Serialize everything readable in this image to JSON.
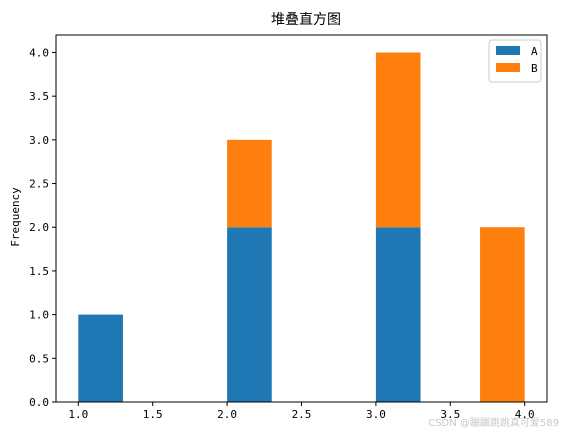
{
  "chart_data": {
    "type": "bar",
    "stacked": true,
    "title": "堆叠直方图",
    "xlabel": "",
    "ylabel": "Frequency",
    "xlim": [
      0.85,
      4.15
    ],
    "ylim": [
      0,
      4.2
    ],
    "bin_width": 0.3,
    "x": [
      1.0,
      2.0,
      3.0,
      3.7
    ],
    "xticks": [
      "1.0",
      "1.5",
      "2.0",
      "2.5",
      "3.0",
      "3.5",
      "4.0"
    ],
    "yticks": [
      "0.0",
      "0.5",
      "1.0",
      "1.5",
      "2.0",
      "2.5",
      "3.0",
      "3.5",
      "4.0"
    ],
    "series": [
      {
        "name": "A",
        "color": "#1f77b4",
        "values": [
          1,
          2,
          2,
          0
        ]
      },
      {
        "name": "B",
        "color": "#ff7f0e",
        "values": [
          0,
          1,
          2,
          2
        ]
      }
    ],
    "legend": "top-right",
    "grid": false
  },
  "watermark": "CSDN @蹦蹦跳跳真可爱589"
}
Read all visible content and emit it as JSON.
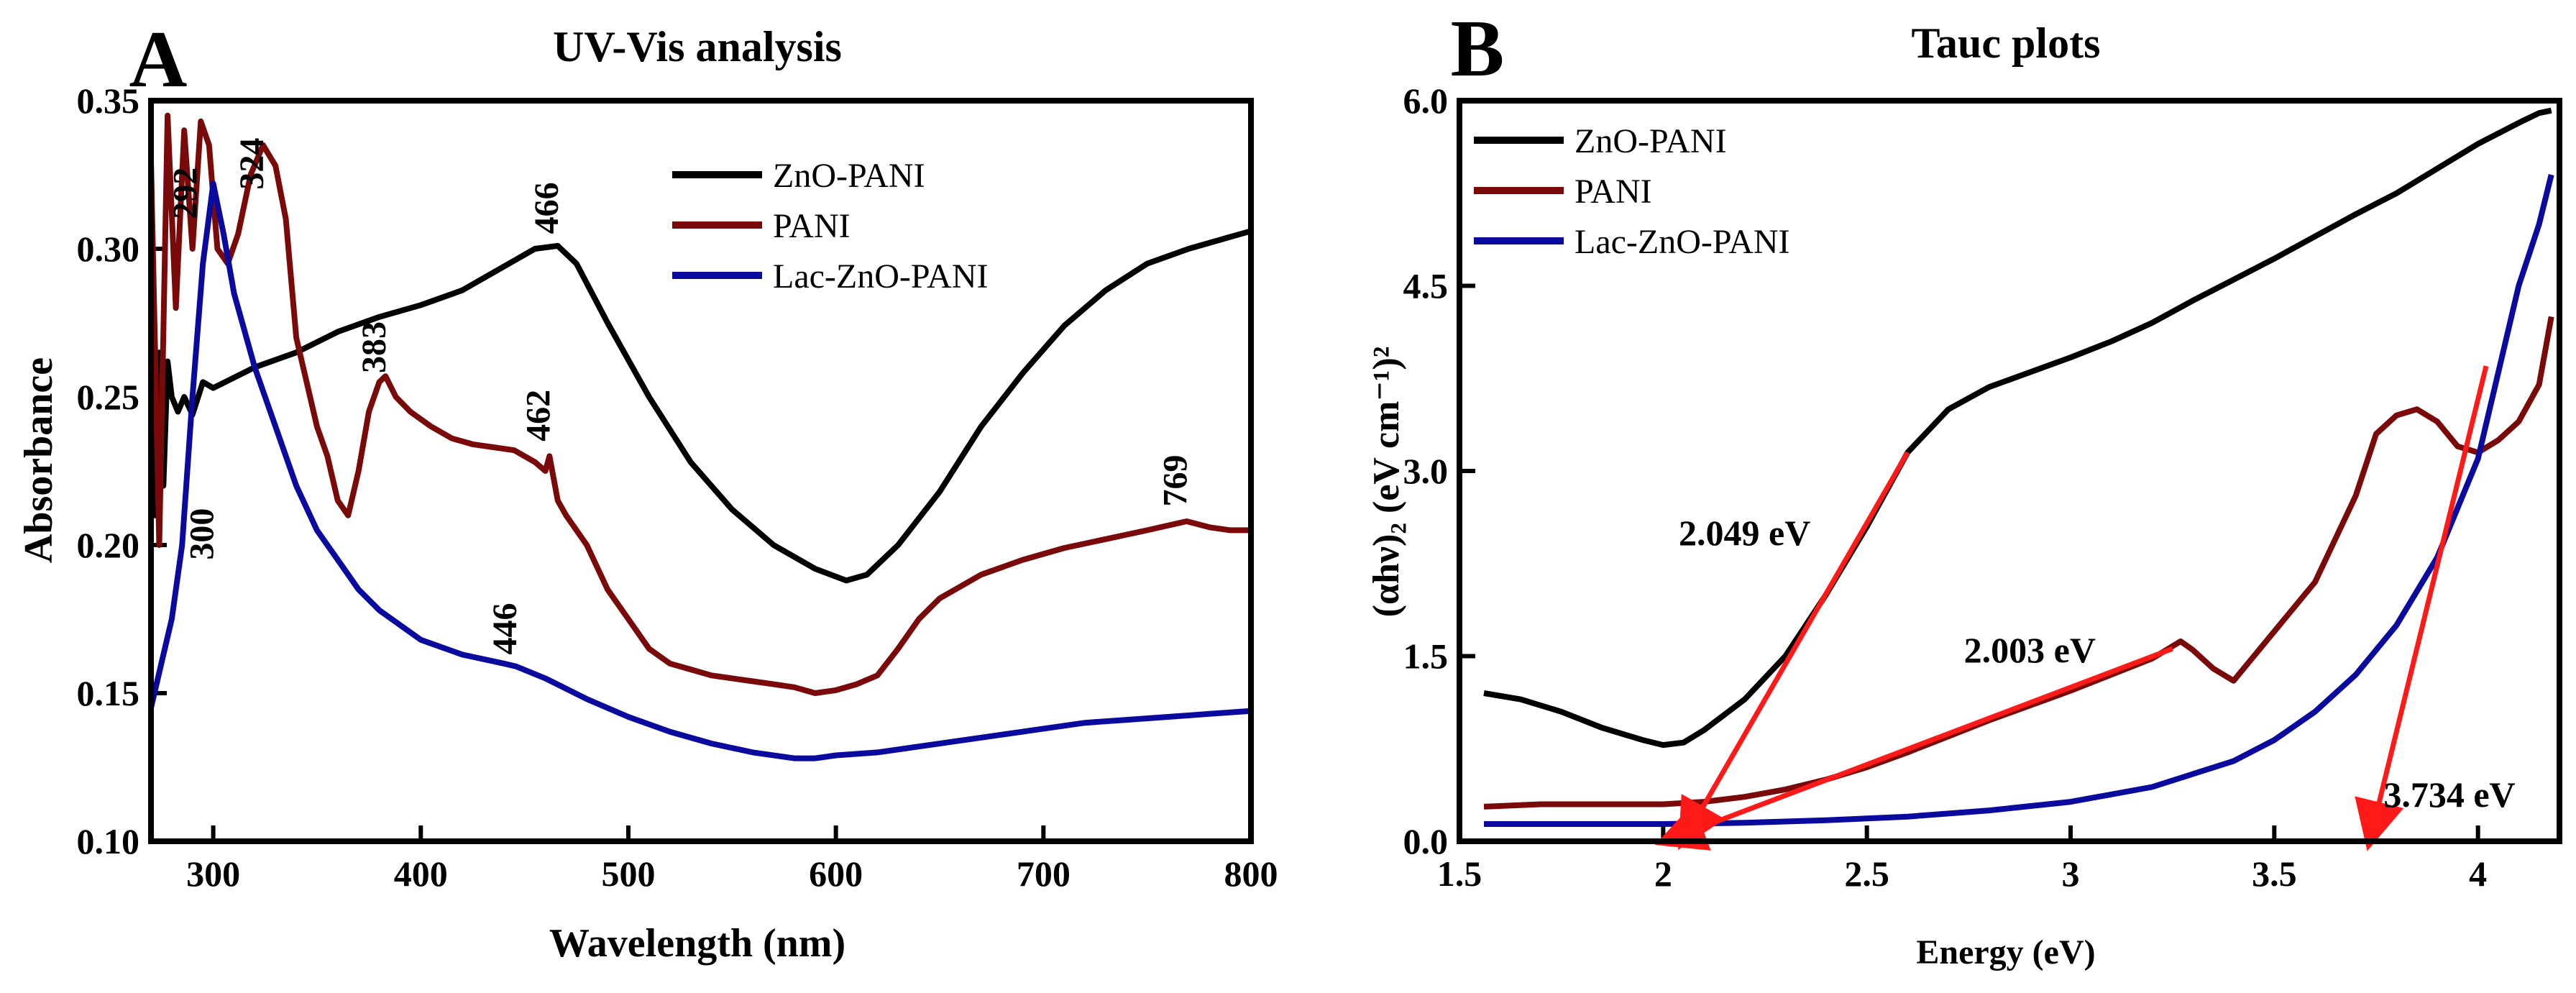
{
  "chart_data": [
    {
      "type": "line",
      "panel_letter": "A",
      "title": "UV-Vis analysis",
      "xlabel": "Wavelength (nm)",
      "ylabel": "Absorbance",
      "xlim": [
        270,
        800
      ],
      "ylim": [
        0.1,
        0.35
      ],
      "xticks": [
        300,
        400,
        500,
        600,
        700,
        800
      ],
      "yticks": [
        0.1,
        0.15,
        0.2,
        0.25,
        0.3,
        0.35
      ],
      "ytick_labels": [
        "0.10",
        "0.15",
        "0.20",
        "0.25",
        "0.30",
        "0.35"
      ],
      "legend_position": "top-right",
      "series": [
        {
          "name": "ZnO-PANI",
          "color": "#000000",
          "x": [
            270,
            272,
            274,
            276,
            278,
            280,
            283,
            286,
            290,
            295,
            300,
            320,
            340,
            360,
            380,
            400,
            420,
            440,
            455,
            466,
            475,
            490,
            510,
            530,
            550,
            570,
            590,
            605,
            615,
            630,
            650,
            670,
            690,
            710,
            730,
            750,
            770,
            790,
            800
          ],
          "y": [
            0.255,
            0.21,
            0.265,
            0.22,
            0.262,
            0.25,
            0.245,
            0.25,
            0.244,
            0.255,
            0.253,
            0.26,
            0.265,
            0.272,
            0.277,
            0.281,
            0.286,
            0.294,
            0.3,
            0.301,
            0.295,
            0.275,
            0.25,
            0.228,
            0.212,
            0.2,
            0.192,
            0.188,
            0.19,
            0.2,
            0.218,
            0.24,
            0.258,
            0.274,
            0.286,
            0.295,
            0.3,
            0.304,
            0.306
          ]
        },
        {
          "name": "PANI",
          "color": "#7a0a0a",
          "x": [
            270,
            274,
            278,
            282,
            286,
            290,
            294,
            298,
            302,
            307,
            312,
            318,
            324,
            330,
            335,
            340,
            345,
            350,
            355,
            360,
            365,
            370,
            375,
            380,
            383,
            388,
            395,
            405,
            415,
            425,
            435,
            445,
            455,
            460,
            462,
            466,
            470,
            480,
            490,
            500,
            510,
            520,
            530,
            540,
            550,
            560,
            570,
            580,
            590,
            600,
            610,
            620,
            630,
            640,
            650,
            670,
            690,
            710,
            730,
            750,
            769,
            780,
            790,
            800
          ],
          "y": [
            0.33,
            0.2,
            0.345,
            0.28,
            0.34,
            0.3,
            0.343,
            0.335,
            0.3,
            0.295,
            0.305,
            0.325,
            0.335,
            0.328,
            0.31,
            0.27,
            0.255,
            0.24,
            0.23,
            0.215,
            0.21,
            0.225,
            0.245,
            0.255,
            0.257,
            0.25,
            0.245,
            0.24,
            0.236,
            0.234,
            0.233,
            0.232,
            0.228,
            0.225,
            0.23,
            0.215,
            0.21,
            0.2,
            0.185,
            0.175,
            0.165,
            0.16,
            0.158,
            0.156,
            0.155,
            0.154,
            0.153,
            0.152,
            0.15,
            0.151,
            0.153,
            0.156,
            0.165,
            0.175,
            0.182,
            0.19,
            0.195,
            0.199,
            0.202,
            0.205,
            0.208,
            0.206,
            0.205,
            0.205
          ]
        },
        {
          "name": "Lac-ZnO-PANI",
          "color": "#0a0a9e",
          "x": [
            270,
            275,
            280,
            285,
            290,
            295,
            300,
            305,
            310,
            320,
            330,
            340,
            350,
            360,
            370,
            380,
            400,
            420,
            440,
            446,
            460,
            480,
            500,
            520,
            540,
            560,
            580,
            590,
            600,
            620,
            640,
            660,
            680,
            700,
            720,
            740,
            760,
            780,
            800
          ],
          "y": [
            0.145,
            0.16,
            0.175,
            0.2,
            0.25,
            0.295,
            0.322,
            0.305,
            0.285,
            0.26,
            0.24,
            0.22,
            0.205,
            0.195,
            0.185,
            0.178,
            0.168,
            0.163,
            0.16,
            0.159,
            0.155,
            0.148,
            0.142,
            0.137,
            0.133,
            0.13,
            0.128,
            0.128,
            0.129,
            0.13,
            0.132,
            0.134,
            0.136,
            0.138,
            0.14,
            0.141,
            0.142,
            0.143,
            0.144
          ]
        }
      ],
      "annotations": [
        {
          "text": "292",
          "x": 292,
          "y": 0.31
        },
        {
          "text": "324",
          "x": 324,
          "y": 0.32
        },
        {
          "text": "466",
          "x": 466,
          "y": 0.305
        },
        {
          "text": "383",
          "x": 383,
          "y": 0.258
        },
        {
          "text": "462",
          "x": 462,
          "y": 0.235
        },
        {
          "text": "769",
          "x": 769,
          "y": 0.213
        },
        {
          "text": "300",
          "x": 300,
          "y": 0.195
        },
        {
          "text": "446",
          "x": 446,
          "y": 0.163
        }
      ]
    },
    {
      "type": "line",
      "panel_letter": "B",
      "title": "Tauc plots",
      "xlabel": "Energy (eV)",
      "ylabel": "(αhν)₂ (eV cm⁻¹)²",
      "xlim": [
        1.5,
        4.2
      ],
      "ylim": [
        0.0,
        6.0
      ],
      "xticks": [
        1.5,
        2.0,
        2.5,
        3.0,
        3.5,
        4.0
      ],
      "yticks": [
        0.0,
        1.5,
        3.0,
        4.5,
        6.0
      ],
      "ytick_labels": [
        "0.0",
        "1.5",
        "3.0",
        "4.5",
        "6.0"
      ],
      "legend_position": "top-left",
      "series": [
        {
          "name": "ZnO-PANI",
          "color": "#000000",
          "x": [
            1.56,
            1.65,
            1.75,
            1.85,
            1.95,
            2.0,
            2.05,
            2.1,
            2.2,
            2.3,
            2.4,
            2.5,
            2.6,
            2.7,
            2.8,
            2.9,
            3.0,
            3.1,
            3.2,
            3.3,
            3.4,
            3.5,
            3.6,
            3.7,
            3.8,
            3.9,
            4.0,
            4.1,
            4.15,
            4.18
          ],
          "y": [
            1.2,
            1.15,
            1.05,
            0.92,
            0.82,
            0.78,
            0.8,
            0.9,
            1.15,
            1.5,
            2.0,
            2.55,
            3.15,
            3.5,
            3.68,
            3.8,
            3.92,
            4.05,
            4.2,
            4.38,
            4.55,
            4.72,
            4.9,
            5.08,
            5.25,
            5.45,
            5.65,
            5.82,
            5.9,
            5.92
          ]
        },
        {
          "name": "PANI",
          "color": "#7a0a0a",
          "x": [
            1.56,
            1.7,
            1.8,
            1.9,
            2.0,
            2.1,
            2.2,
            2.3,
            2.4,
            2.5,
            2.6,
            2.7,
            2.8,
            2.9,
            3.0,
            3.1,
            3.2,
            3.27,
            3.3,
            3.35,
            3.4,
            3.45,
            3.5,
            3.6,
            3.7,
            3.75,
            3.8,
            3.85,
            3.9,
            3.95,
            4.0,
            4.05,
            4.1,
            4.15,
            4.18
          ],
          "y": [
            0.28,
            0.3,
            0.3,
            0.3,
            0.3,
            0.32,
            0.36,
            0.42,
            0.5,
            0.6,
            0.72,
            0.85,
            0.98,
            1.1,
            1.22,
            1.35,
            1.48,
            1.62,
            1.55,
            1.4,
            1.3,
            1.5,
            1.7,
            2.1,
            2.8,
            3.3,
            3.45,
            3.5,
            3.4,
            3.2,
            3.15,
            3.25,
            3.4,
            3.7,
            4.25
          ]
        },
        {
          "name": "Lac-ZnO-PANI",
          "color": "#0a0a9e",
          "x": [
            1.56,
            1.8,
            2.0,
            2.2,
            2.4,
            2.6,
            2.8,
            3.0,
            3.2,
            3.4,
            3.5,
            3.6,
            3.7,
            3.8,
            3.9,
            4.0,
            4.05,
            4.1,
            4.15,
            4.18
          ],
          "y": [
            0.14,
            0.14,
            0.14,
            0.15,
            0.17,
            0.2,
            0.25,
            0.32,
            0.44,
            0.65,
            0.82,
            1.05,
            1.35,
            1.75,
            2.3,
            3.1,
            3.8,
            4.5,
            5.0,
            5.4
          ]
        }
      ],
      "fit_lines": [
        {
          "label": "2.049 eV",
          "from": [
            2.6,
            3.15
          ],
          "to": [
            2.049,
            0.0
          ],
          "color": "#ff1a1a"
        },
        {
          "label": "2.003 eV",
          "from": [
            3.25,
            1.56
          ],
          "to": [
            2.003,
            0.0
          ],
          "color": "#ff1a1a"
        },
        {
          "label": "3.734 eV",
          "from": [
            4.02,
            3.85
          ],
          "to": [
            3.734,
            0.0
          ],
          "color": "#ff1a1a"
        }
      ],
      "fit_labels": [
        {
          "text": "2.049 eV",
          "x": 2.2,
          "y": 2.4
        },
        {
          "text": "2.003 eV",
          "x": 2.9,
          "y": 1.45
        },
        {
          "text": "3.734 eV",
          "x": 3.93,
          "y": 0.28
        }
      ]
    }
  ]
}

◆ ◆ ◆

» **Written task**
Collect every line with the string "right" from the records, and copy each.

» **Correct answer**
    "legend": "top-right",
      "legend_position": "top-right",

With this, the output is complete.